**What is required**
Pictures do not belong in the copy; restate the records below word for word.

**Data entries**
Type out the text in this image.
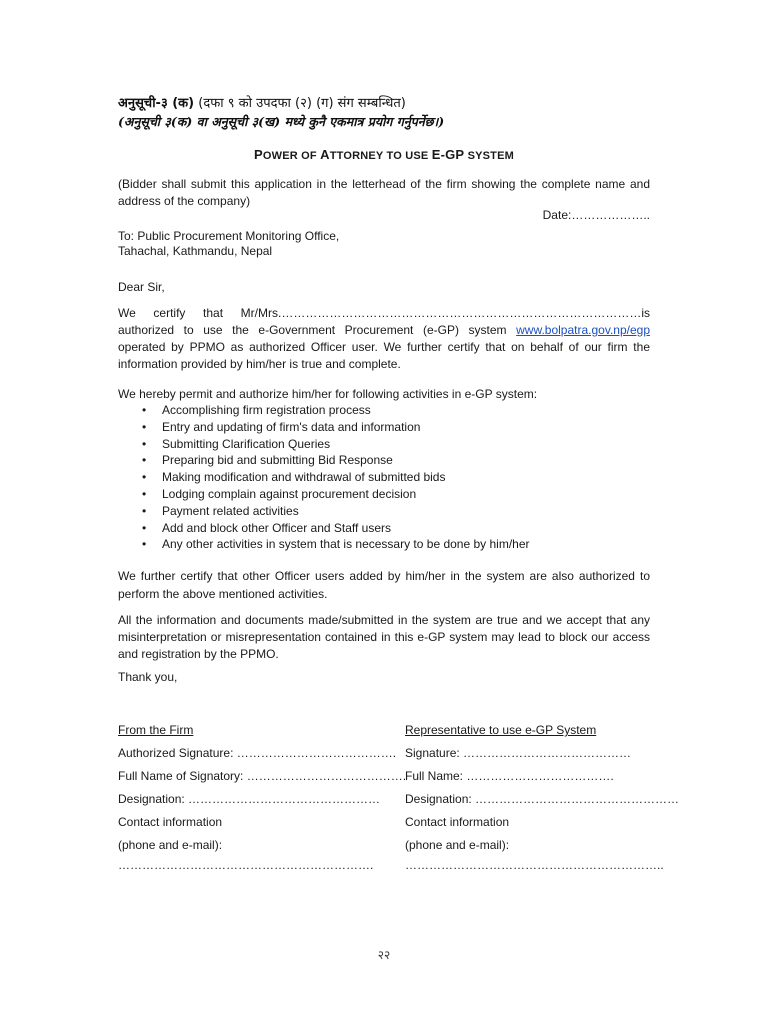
अनुसूची-३ (क) (दफा ९ को उपदफा (२) (ग) संग सम्बन्धित)
(अनुसूची ३(क) वा अनुसूची ३(ख) मध्ये कुनै एकमात्र प्रयोग गर्नुपर्नेछ।)
POWER OF ATTORNEY TO USE E-GP SYSTEM
(Bidder shall submit this application in the letterhead of the firm showing the complete name and address of the company)
Date:………………..
To: Public Procurement Monitoring Office,
Tahachal, Kathmandu, Nepal
Dear Sir,
We certify that Mr/Mrs.………………………………………………………………………………is authorized to use the e-Government Procurement (e-GP) system www.bolpatra.gov.np/egp operated by PPMO as authorized Officer user. We further certify that on behalf of our firm the information provided by him/her is true and complete.
We hereby permit and authorize him/her for following activities in e-GP system:
• Accomplishing firm registration process
• Entry and updating of firm's data and information
• Submitting Clarification Queries
• Preparing bid and submitting Bid Response
• Making modification and withdrawal of submitted bids
• Lodging complain against procurement decision
• Payment related activities
• Add and block other Officer and Staff users
• Any other activities in system that is necessary to be done by him/her
We further certify that other Officer users added by him/her in the system are also authorized to perform the above mentioned activities.
All the information and documents made/submitted in the system are true and we accept that any misinterpretation or misrepresentation contained in this e-GP system may lead to block our access and registration by the PPMO.
Thank you,
From the Firm
Authorized Signature: ………………………………….
Full Name of Signatory: ………………………………….
Designation: …………………………………………
Contact information
(phone and e-mail):
……………………………………………………….
Representative to use e-GP System
Signature: ……………………………………
Full Name: ……………………………….
Designation: ……………………………………………
Contact information
(phone and e-mail):
………………………………………………………..
२२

**Task response**
Type out the text in this image.
अनुसूची-३ (क) (दफा ९ को उपदफा (२) (ग) संग सम्बन्धित)
(अनुसूची ३(क) वा अनुसूची ३(ख) मध्ये कुनै एकमात्र प्रयोग गर्नुपर्नेछ।)
POWER OF ATTORNEY TO USE E-GP SYSTEM
(Bidder shall submit this application in the letterhead of the firm showing the complete name and address of the company)
Date:………………..
To: Public Procurement Monitoring Office,
Tahachal, Kathmandu, Nepal
Dear Sir,
We certify that Mr/Mrs.………………………………………………………………………………is authorized to use the e-Government Procurement (e-GP) system www.bolpatra.gov.np/egp operated by PPMO as authorized Officer user. We further certify that on behalf of our firm the information provided by him/her is true and complete.
We hereby permit and authorize him/her for following activities in e-GP system:
• Accomplishing firm registration process
• Entry and updating of firm's data and information
• Submitting Clarification Queries
• Preparing bid and submitting Bid Response
• Making modification and withdrawal of submitted bids
• Lodging complain against procurement decision
• Payment related activities
• Add and block other Officer and Staff users
• Any other activities in system that is necessary to be done by him/her
We further certify that other Officer users added by him/her in the system are also authorized to perform the above mentioned activities.
All the information and documents made/submitted in the system are true and we accept that any misinterpretation or misrepresentation contained in this e-GP system may lead to block our access and registration by the PPMO.
Thank you,
From the Firm
Authorized Signature: ………………………………….
Full Name of Signatory: ………………………………….
Designation: …………………………………………
Contact information
(phone and e-mail):
……………………………………………………….
Representative to use e-GP System
Signature: ……………………………………
Full Name: ……………………………….
Designation: ……………………………………………
Contact information
(phone and e-mail):
………………………………………………………..
२२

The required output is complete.